**YOUR INSTRUCTIONS**
Repeat only the lines below from the one that contains "Extract all readable text from this page." through the final line, exactly. Omit pictures.
>> START
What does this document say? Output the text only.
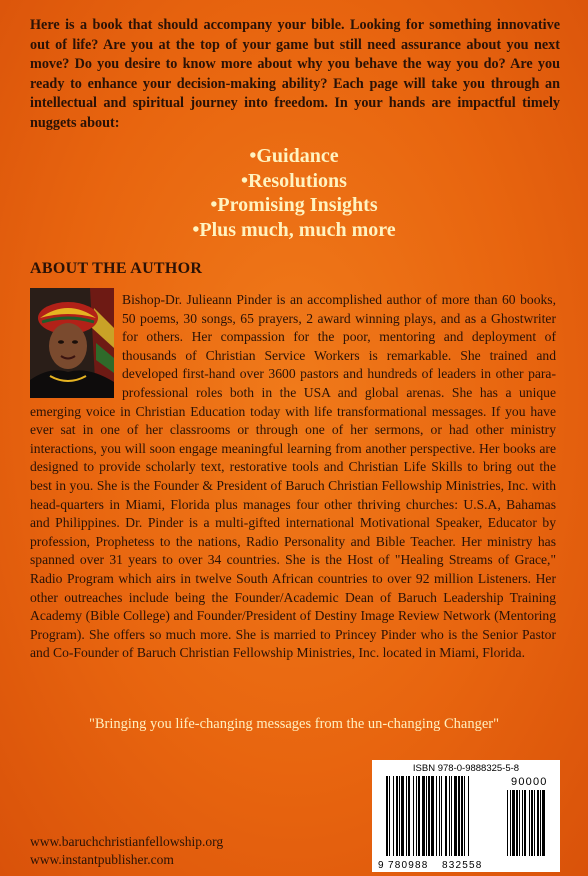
Here is a book that should accompany your bible. Looking for something innovative out of life? Are you at the top of your game but still need assurance about you next move? Do you desire to know more about why you behave the way you do? Are you ready to enhance your decision-making ability? Each page will take you through an intellectual and spiritual journey into freedom. In your hands are impactful timely nuggets about:
•Guidance
•Resolutions
•Promising Insights
•Plus much, much more
ABOUT THE AUTHOR
Bishop-Dr. Julieann Pinder is an accomplished author of more than 60 books, 50 poems, 30 songs, 65 prayers, 2 award winning plays, and as a Ghostwriter for others. Her compassion for the poor, mentoring and deployment of thousands of Christian Service Workers is remarkable. She trained and developed first-hand over 3600 pastors and hundreds of leaders in other para-professional roles both in the USA and global arenas. She has a unique emerging voice in Christian Education today with life transformational messages. If you have ever sat in one of her classrooms or through one of her sermons, or had other ministry interactions, you will soon engage meaningful learning from another perspective. Her books are designed to provide scholarly text, restorative tools and Christian Life Skills to bring out the best in you. She is the Founder & President of Baruch Christian Fellowship Ministries, Inc. with head-quarters in Miami, Florida plus manages four other thriving churches: U.S.A, Bahamas and Philippines. Dr. Pinder is a multi-gifted international Motivational Speaker, Educator by profession, Prophetess to the nations, Radio Personality and Bible Teacher. Her ministry has spanned over 31 years to over 34 countries. She is the Host of "Healing Streams of Grace," Radio Program which airs in twelve South African countries to over 92 million Listeners. Her other outreaches include being the Founder/Academic Dean of Baruch Leadership Training Academy (Bible College) and Founder/President of Destiny Image Review Network (Mentoring Program). She offers so much more. She is married to Princey Pinder who is the Senior Pastor and Co-Founder of Baruch Christian Fellowship Ministries, Inc. located in Miami, Florida.
"Bringing you life-changing messages from the un-changing Changer"
ISBN 978-0-9888325-5-8
9 780988 832558
90000
www.baruchchristianfellowship.org
www.instantpublisher.com
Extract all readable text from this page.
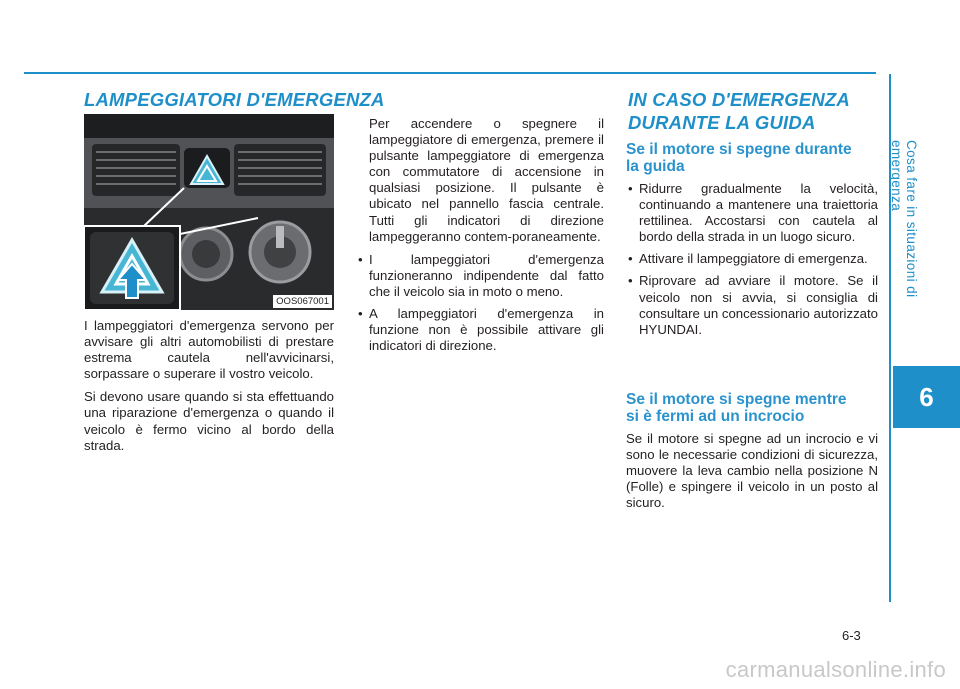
Cosa fare in situazioni di emergenza
6
LAMPEGGIATORI D'EMERGENZA
OOS067001

I lampeggiatori d'emergenza servono per avvisare gli altri automobilisti di prestare estrema cautela nell'avvicinarsi, sorpassare o superare il vostro veicolo.

Si devono usare quando si sta effettuando una riparazione d'emergenza o quando il veicolo è fermo vicino al bordo della strada.

Per accendere o spegnere il lampeggiatore di emergenza, premere il pulsante lampeggiatore di emergenza con commutatore di accensione in qualsiasi posizione. Il pulsante è ubicato nel pannello fascia centrale. Tutti gli indicatori di direzione lampeggeranno contem-poraneamente.

• I lampeggiatori d'emergenza funzioneranno indipendente dal fatto che il veicolo sia in moto o meno.
• A lampeggiatori d'emergenza in funzione non è possibile attivare gli indicatori di direzione.
IN CASO D'EMERGENZA
DURANTE LA GUIDA
Se il motore si spegne durante
la guida
• Ridurre gradualmente la velocità, continuando a mantenere una traiettoria rettilinea. Accostarsi con cautela al bordo della strada in un luogo sicuro.
• Attivare il lampeggiatore di emergenza.
• Riprovare ad avviare il motore. Se il veicolo non si avvia, si consiglia di consultare un concessionario autorizzato HYUNDAI.
Se il motore si spegne mentre
si è fermi ad un incrocio

Se il motore si spegne ad un incrocio e vi sono le necessarie condizioni di sicurezza, muovere la leva cambio nella posizione N (Folle) e spingere il veicolo in un posto al sicuro.

6-3
carmanualsonline.info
>> END
**OUTPUT FOR THIS EXERCISE**
Extract all readable text from this page.
Cosa fare in situazioni di emergenza
6
LAMPEGGIATORI D'EMERGENZA
OOS067001

I lampeggiatori d'emergenza servono per avvisare gli altri automobilisti di prestare estrema cautela nell'avvicinarsi, sorpassare o superare il vostro veicolo.

Si devono usare quando si sta effettuando una riparazione d'emergenza o quando il veicolo è fermo vicino al bordo della strada.

Per accendere o spegnere il lampeggiatore di emergenza, premere il pulsante lampeggiatore di emergenza con commutatore di accensione in qualsiasi posizione. Il pulsante è ubicato nel pannello fascia centrale. Tutti gli indicatori di direzione lampeggeranno contem-poraneamente.

• I lampeggiatori d'emergenza funzioneranno indipendente dal fatto che il veicolo sia in moto o meno.
• A lampeggiatori d'emergenza in funzione non è possibile attivare gli indicatori di direzione.
IN CASO D'EMERGENZA
DURANTE LA GUIDA
Se il motore si spegne durante
la guida
• Ridurre gradualmente la velocità, continuando a mantenere una traiettoria rettilinea. Accostarsi con cautela al bordo della strada in un luogo sicuro.
• Attivare il lampeggiatore di emergenza.
• Riprovare ad avviare il motore. Se il veicolo non si avvia, si consiglia di consultare un concessionario autorizzato HYUNDAI.
Se il motore si spegne mentre
si è fermi ad un incrocio

Se il motore si spegne ad un incrocio e vi sono le necessarie condizioni di sicurezza, muovere la leva cambio nella posizione N (Folle) e spingere il veicolo in un posto al sicuro.

6-3
carmanualsonline.info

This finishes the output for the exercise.